**Materials provided**.

■ ■ ■

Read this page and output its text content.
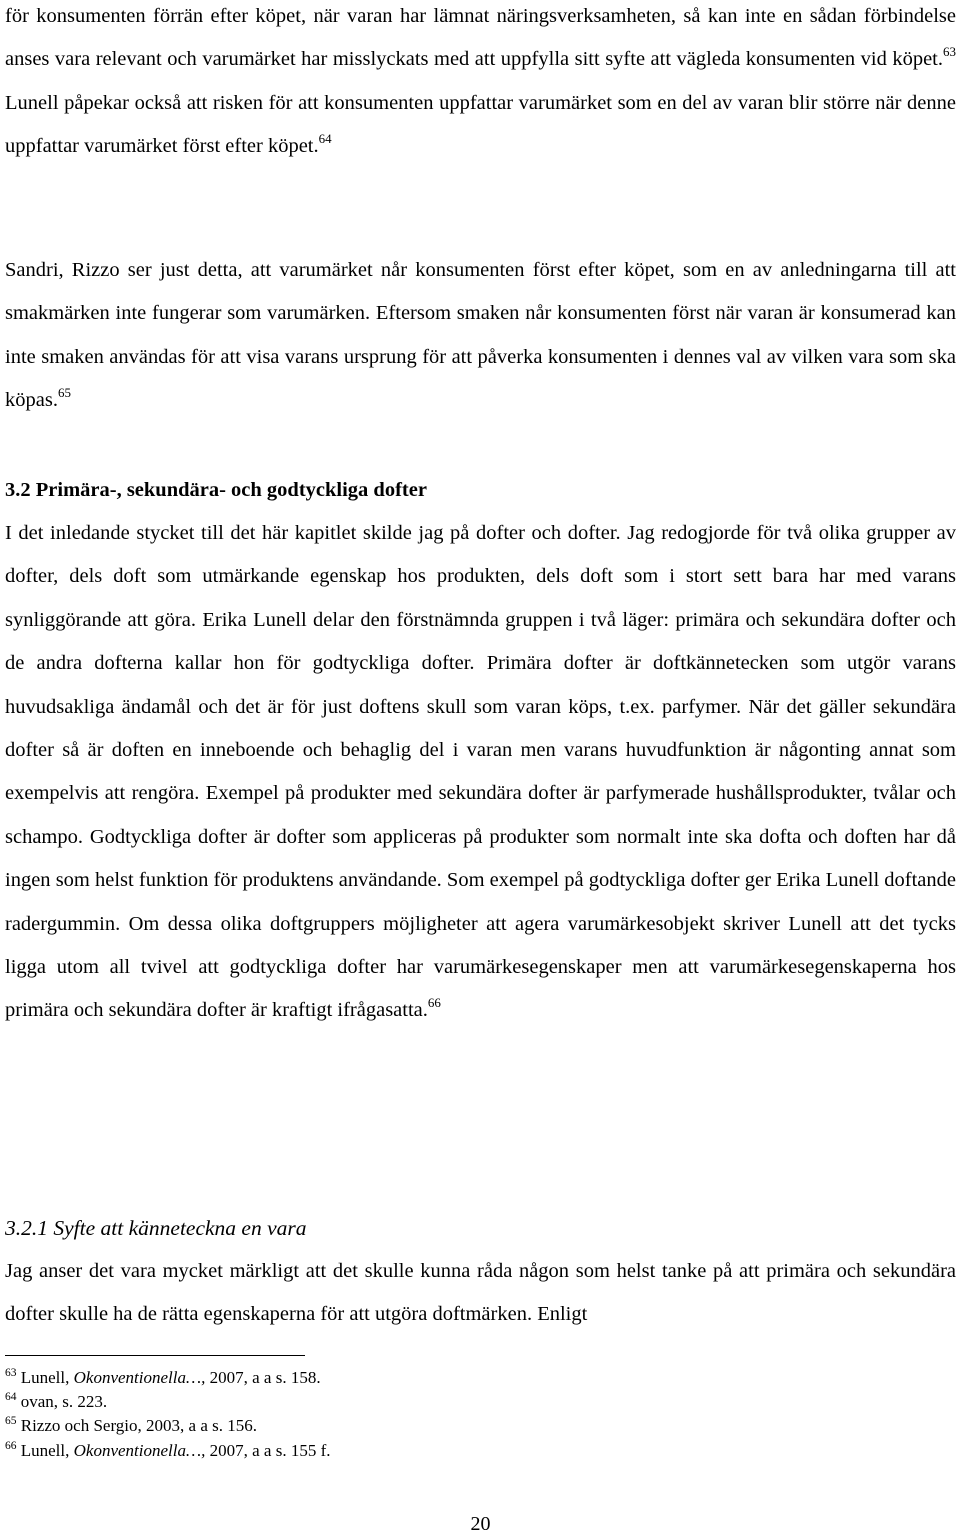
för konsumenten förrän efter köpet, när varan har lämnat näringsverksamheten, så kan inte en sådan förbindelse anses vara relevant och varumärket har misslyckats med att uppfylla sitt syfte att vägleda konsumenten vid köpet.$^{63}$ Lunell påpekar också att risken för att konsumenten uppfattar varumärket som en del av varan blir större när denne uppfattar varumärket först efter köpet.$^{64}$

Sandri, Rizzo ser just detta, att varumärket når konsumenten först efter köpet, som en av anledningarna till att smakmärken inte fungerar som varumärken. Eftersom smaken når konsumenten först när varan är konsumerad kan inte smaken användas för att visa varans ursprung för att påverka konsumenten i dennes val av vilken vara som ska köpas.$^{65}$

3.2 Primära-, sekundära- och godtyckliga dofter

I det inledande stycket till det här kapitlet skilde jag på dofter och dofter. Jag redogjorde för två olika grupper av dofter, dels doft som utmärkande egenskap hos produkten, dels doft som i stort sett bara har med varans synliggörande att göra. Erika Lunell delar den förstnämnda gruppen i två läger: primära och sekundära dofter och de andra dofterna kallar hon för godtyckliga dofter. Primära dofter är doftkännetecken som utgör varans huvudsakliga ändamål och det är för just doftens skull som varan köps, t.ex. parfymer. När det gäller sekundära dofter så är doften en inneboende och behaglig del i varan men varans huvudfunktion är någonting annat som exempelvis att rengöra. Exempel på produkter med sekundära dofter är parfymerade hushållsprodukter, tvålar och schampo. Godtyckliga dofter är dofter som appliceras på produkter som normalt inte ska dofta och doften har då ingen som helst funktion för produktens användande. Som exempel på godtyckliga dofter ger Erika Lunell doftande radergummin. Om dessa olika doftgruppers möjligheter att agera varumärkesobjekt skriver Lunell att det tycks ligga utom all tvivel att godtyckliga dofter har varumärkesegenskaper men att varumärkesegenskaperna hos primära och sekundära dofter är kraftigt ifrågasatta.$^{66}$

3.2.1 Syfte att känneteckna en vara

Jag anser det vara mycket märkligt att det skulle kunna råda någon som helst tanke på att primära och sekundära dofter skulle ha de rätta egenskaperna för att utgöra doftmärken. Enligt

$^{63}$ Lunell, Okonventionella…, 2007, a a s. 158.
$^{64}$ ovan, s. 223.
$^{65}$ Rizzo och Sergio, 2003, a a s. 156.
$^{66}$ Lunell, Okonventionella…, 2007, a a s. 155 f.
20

■ ■ ■

**Task to complete**.
Give every line back word for word and leave the pictures out.

**Exercise answer**.
Read this page and output its text content.
för konsumenten förrän efter köpet, när varan har lämnat näringsverksamheten, så kan inte en sådan förbindelse anses vara relevant och varumärket har misslyckats med att uppfylla sitt syfte att vägleda konsumenten vid köpet.$^{63}$ Lunell påpekar också att risken för att konsumenten uppfattar varumärket som en del av varan blir större när denne uppfattar varumärket först efter köpet.$^{64}$

Sandri, Rizzo ser just detta, att varumärket når konsumenten först efter köpet, som en av anledningarna till att smakmärken inte fungerar som varumärken. Eftersom smaken når konsumenten först när varan är konsumerad kan inte smaken användas för att visa varans ursprung för att påverka konsumenten i dennes val av vilken vara som ska köpas.$^{65}$

3.2 Primära-, sekundära- och godtyckliga dofter

I det inledande stycket till det här kapitlet skilde jag på dofter och dofter. Jag redogjorde för två olika grupper av dofter, dels doft som utmärkande egenskap hos produkten, dels doft som i stort sett bara har med varans synliggörande att göra. Erika Lunell delar den förstnämnda gruppen i två läger: primära och sekundära dofter och de andra dofterna kallar hon för godtyckliga dofter. Primära dofter är doftkännetecken som utgör varans huvudsakliga ändamål och det är för just doftens skull som varan köps, t.ex. parfymer. När det gäller sekundära dofter så är doften en inneboende och behaglig del i varan men varans huvudfunktion är någonting annat som exempelvis att rengöra. Exempel på produkter med sekundära dofter är parfymerade hushållsprodukter, tvålar och schampo. Godtyckliga dofter är dofter som appliceras på produkter som normalt inte ska dofta och doften har då ingen som helst funktion för produktens användande. Som exempel på godtyckliga dofter ger Erika Lunell doftande radergummin. Om dessa olika doftgruppers möjligheter att agera varumärkesobjekt skriver Lunell att det tycks ligga utom all tvivel att godtyckliga dofter har varumärkesegenskaper men att varumärkesegenskaperna hos primära och sekundära dofter är kraftigt ifrågasatta.$^{66}$

3.2.1 Syfte att känneteckna en vara

Jag anser det vara mycket märkligt att det skulle kunna råda någon som helst tanke på att primära och sekundära dofter skulle ha de rätta egenskaperna för att utgöra doftmärken. Enligt

$^{63}$ Lunell, Okonventionella…, 2007, a a s. 158.
$^{64}$ ovan, s. 223.
$^{65}$ Rizzo och Sergio, 2003, a a s. 156.
$^{66}$ Lunell, Okonventionella…, 2007, a a s. 155 f.
20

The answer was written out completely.